# Listing
○ ○ ○
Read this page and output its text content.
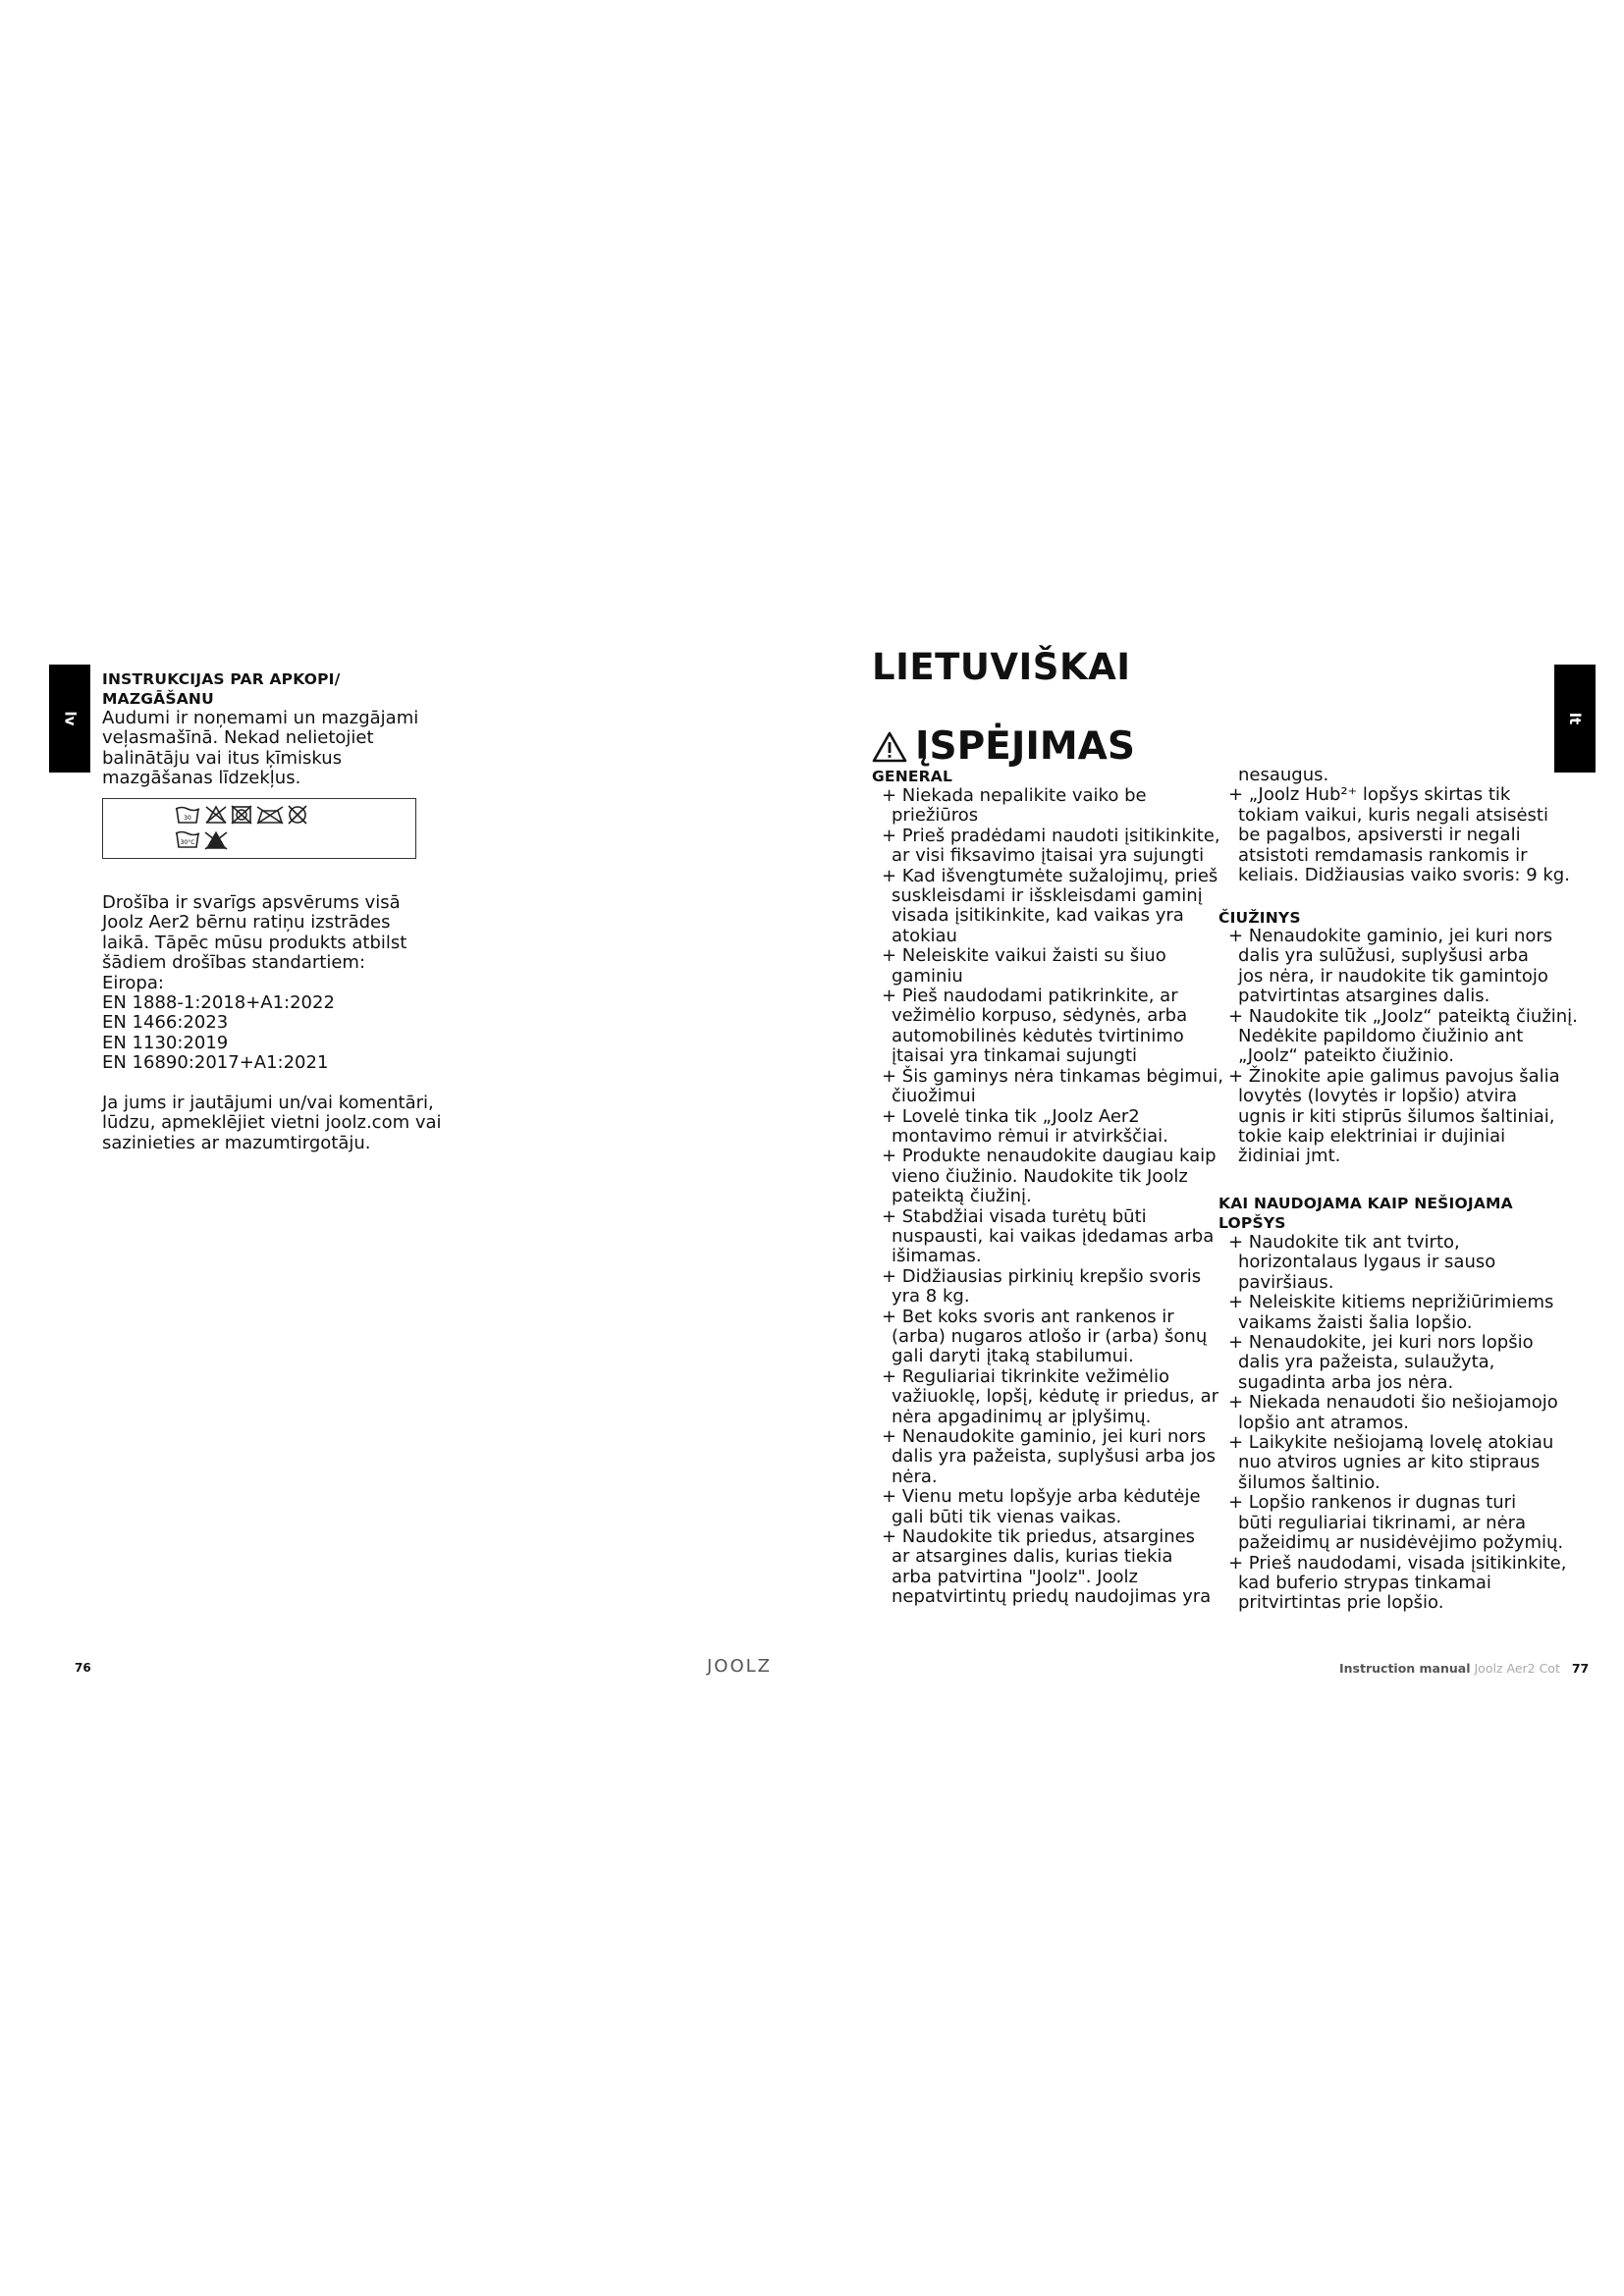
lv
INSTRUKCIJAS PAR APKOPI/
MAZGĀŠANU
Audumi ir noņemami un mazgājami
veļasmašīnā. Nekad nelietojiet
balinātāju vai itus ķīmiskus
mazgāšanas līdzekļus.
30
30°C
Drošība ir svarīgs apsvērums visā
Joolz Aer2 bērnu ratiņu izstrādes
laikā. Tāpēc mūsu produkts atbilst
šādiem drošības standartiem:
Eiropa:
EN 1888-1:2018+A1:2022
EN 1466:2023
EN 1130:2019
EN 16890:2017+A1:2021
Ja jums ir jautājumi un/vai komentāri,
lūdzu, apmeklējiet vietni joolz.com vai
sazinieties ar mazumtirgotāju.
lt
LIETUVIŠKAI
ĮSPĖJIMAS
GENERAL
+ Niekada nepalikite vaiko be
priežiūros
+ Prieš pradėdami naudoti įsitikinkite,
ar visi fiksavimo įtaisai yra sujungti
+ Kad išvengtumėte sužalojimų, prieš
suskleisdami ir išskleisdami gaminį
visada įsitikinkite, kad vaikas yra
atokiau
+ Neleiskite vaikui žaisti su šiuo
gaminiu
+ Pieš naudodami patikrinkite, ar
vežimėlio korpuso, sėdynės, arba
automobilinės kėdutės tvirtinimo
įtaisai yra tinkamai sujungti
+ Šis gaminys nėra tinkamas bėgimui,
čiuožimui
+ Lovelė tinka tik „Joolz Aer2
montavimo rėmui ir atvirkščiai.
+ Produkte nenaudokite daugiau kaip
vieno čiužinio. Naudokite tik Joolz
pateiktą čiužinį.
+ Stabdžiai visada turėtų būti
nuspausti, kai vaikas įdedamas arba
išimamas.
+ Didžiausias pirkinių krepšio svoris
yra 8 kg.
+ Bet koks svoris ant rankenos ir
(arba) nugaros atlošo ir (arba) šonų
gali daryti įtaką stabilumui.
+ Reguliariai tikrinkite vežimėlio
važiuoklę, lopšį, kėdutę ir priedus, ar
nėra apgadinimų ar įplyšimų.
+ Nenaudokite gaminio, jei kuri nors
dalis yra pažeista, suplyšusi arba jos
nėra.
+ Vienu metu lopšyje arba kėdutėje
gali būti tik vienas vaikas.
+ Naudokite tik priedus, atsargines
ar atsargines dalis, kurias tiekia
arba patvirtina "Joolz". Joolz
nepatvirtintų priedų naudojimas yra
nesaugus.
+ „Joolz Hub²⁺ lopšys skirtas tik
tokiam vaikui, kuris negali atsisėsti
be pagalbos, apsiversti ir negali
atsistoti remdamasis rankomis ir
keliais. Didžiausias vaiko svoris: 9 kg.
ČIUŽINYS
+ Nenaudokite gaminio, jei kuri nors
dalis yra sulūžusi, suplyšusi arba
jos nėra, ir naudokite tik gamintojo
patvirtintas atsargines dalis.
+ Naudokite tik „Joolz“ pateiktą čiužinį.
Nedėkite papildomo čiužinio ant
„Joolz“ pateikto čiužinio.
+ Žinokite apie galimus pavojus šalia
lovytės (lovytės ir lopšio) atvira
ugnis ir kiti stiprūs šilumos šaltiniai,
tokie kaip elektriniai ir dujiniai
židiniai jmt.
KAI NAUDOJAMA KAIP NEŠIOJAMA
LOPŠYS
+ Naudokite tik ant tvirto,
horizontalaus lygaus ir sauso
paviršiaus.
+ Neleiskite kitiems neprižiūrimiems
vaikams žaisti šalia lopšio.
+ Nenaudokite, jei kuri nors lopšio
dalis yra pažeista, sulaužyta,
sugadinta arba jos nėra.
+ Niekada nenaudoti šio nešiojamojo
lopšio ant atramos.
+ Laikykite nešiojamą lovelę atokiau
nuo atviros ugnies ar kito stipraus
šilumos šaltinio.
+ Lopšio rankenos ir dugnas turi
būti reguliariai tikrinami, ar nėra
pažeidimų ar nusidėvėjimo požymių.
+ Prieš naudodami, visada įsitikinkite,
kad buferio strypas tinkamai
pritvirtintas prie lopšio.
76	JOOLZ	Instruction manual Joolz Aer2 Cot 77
○ ○ ○
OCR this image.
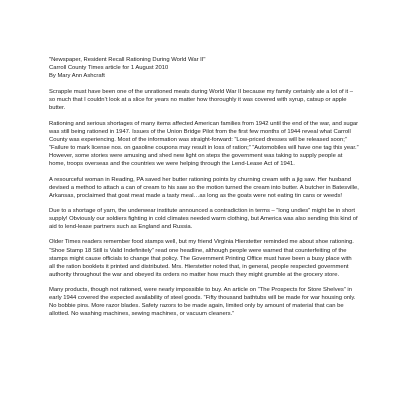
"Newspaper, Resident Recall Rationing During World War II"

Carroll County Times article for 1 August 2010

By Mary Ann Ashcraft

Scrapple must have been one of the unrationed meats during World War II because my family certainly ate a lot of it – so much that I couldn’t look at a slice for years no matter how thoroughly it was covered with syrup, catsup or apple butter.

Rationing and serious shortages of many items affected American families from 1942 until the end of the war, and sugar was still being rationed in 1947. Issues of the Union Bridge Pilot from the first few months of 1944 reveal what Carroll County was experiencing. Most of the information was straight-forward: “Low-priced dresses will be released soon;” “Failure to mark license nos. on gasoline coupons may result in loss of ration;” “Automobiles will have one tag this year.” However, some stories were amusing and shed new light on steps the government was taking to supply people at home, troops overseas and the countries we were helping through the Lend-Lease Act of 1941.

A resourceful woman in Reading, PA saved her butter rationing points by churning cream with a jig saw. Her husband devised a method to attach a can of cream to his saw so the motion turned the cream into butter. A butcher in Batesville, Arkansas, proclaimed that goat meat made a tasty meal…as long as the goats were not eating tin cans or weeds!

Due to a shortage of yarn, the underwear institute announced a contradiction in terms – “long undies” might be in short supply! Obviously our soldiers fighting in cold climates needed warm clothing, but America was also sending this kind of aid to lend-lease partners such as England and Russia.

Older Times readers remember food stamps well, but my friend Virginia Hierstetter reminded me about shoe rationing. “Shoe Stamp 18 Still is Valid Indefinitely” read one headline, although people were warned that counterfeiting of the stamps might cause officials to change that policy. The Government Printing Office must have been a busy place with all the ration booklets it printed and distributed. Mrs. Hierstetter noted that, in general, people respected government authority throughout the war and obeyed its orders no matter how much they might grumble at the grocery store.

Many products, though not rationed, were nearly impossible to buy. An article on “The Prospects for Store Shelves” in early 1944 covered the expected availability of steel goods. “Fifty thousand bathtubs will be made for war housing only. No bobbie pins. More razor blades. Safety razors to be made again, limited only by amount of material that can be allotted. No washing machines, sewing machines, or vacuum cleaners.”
○ ○ ○
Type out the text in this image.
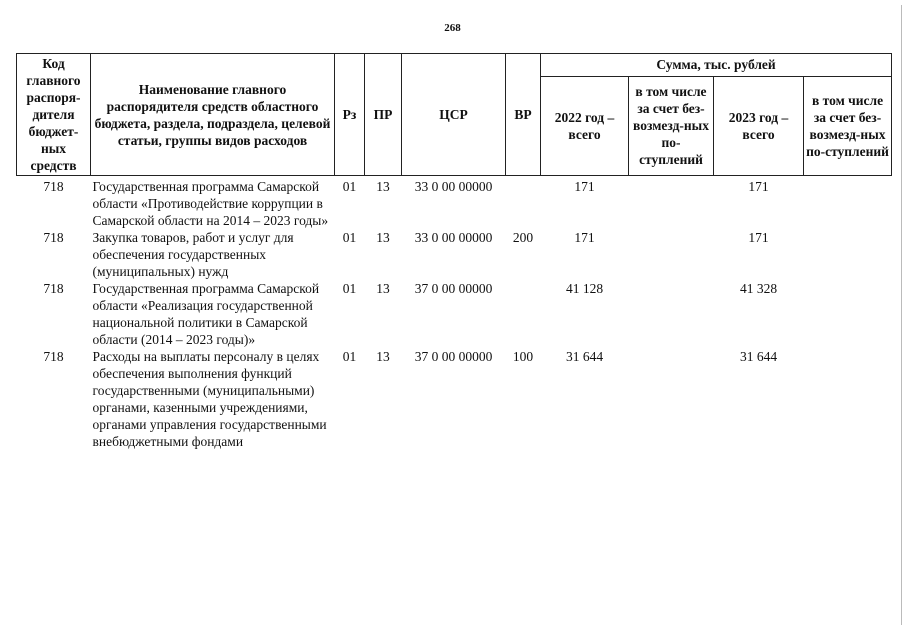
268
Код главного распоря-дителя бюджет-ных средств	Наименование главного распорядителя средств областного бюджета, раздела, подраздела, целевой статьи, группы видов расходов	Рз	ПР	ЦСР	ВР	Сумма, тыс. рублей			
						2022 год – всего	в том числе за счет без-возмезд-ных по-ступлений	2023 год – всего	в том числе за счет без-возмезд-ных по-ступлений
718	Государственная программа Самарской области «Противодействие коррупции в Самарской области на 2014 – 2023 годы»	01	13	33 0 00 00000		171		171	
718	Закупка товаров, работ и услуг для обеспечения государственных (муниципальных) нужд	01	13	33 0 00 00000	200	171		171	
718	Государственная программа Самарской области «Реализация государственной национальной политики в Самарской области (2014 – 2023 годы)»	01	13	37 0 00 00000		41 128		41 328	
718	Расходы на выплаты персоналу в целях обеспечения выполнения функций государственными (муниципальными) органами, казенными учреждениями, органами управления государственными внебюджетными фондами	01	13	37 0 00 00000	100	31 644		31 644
○ ○ ○
# Stated goal
State the count of lines in the data holding the word "been", adding nothing to it.

# The output
2